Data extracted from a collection
▼
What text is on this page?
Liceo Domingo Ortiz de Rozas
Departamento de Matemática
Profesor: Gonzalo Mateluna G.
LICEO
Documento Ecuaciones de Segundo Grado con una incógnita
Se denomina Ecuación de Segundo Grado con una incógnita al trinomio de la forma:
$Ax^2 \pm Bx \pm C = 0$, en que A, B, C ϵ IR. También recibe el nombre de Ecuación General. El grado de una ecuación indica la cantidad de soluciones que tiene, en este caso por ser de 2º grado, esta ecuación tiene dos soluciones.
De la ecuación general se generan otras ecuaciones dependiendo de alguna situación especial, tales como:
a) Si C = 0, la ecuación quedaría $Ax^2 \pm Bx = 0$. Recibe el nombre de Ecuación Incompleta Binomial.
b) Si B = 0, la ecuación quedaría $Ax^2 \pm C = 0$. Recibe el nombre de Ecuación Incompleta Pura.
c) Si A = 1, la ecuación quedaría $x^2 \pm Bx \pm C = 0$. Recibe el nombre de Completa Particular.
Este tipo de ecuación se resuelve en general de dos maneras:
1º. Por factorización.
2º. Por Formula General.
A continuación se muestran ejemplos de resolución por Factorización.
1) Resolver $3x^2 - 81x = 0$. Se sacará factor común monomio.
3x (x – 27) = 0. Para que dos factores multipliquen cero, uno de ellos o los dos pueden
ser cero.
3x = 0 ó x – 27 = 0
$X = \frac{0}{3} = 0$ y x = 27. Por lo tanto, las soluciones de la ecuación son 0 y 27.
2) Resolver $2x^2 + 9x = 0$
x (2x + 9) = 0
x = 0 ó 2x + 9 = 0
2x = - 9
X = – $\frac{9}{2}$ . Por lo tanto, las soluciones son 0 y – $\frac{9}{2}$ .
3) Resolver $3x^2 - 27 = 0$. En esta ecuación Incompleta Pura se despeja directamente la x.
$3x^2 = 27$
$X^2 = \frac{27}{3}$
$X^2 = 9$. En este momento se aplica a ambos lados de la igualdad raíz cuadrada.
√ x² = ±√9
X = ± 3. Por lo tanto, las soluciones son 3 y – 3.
▲
- _THE TASK_
Filter the records above for "Pura" and copy every matching line.

- _SOLUTION TO THE EXERCISE_
b) Si B = 0, la ecuación quedaría $Ax^2 \pm C = 0$. Recibe el nombre de Ecuación Incompleta Pura.
3) Resolver $3x^2 - 27 = 0$. En esta ecuación Incompleta Pura se despeja directamente la x.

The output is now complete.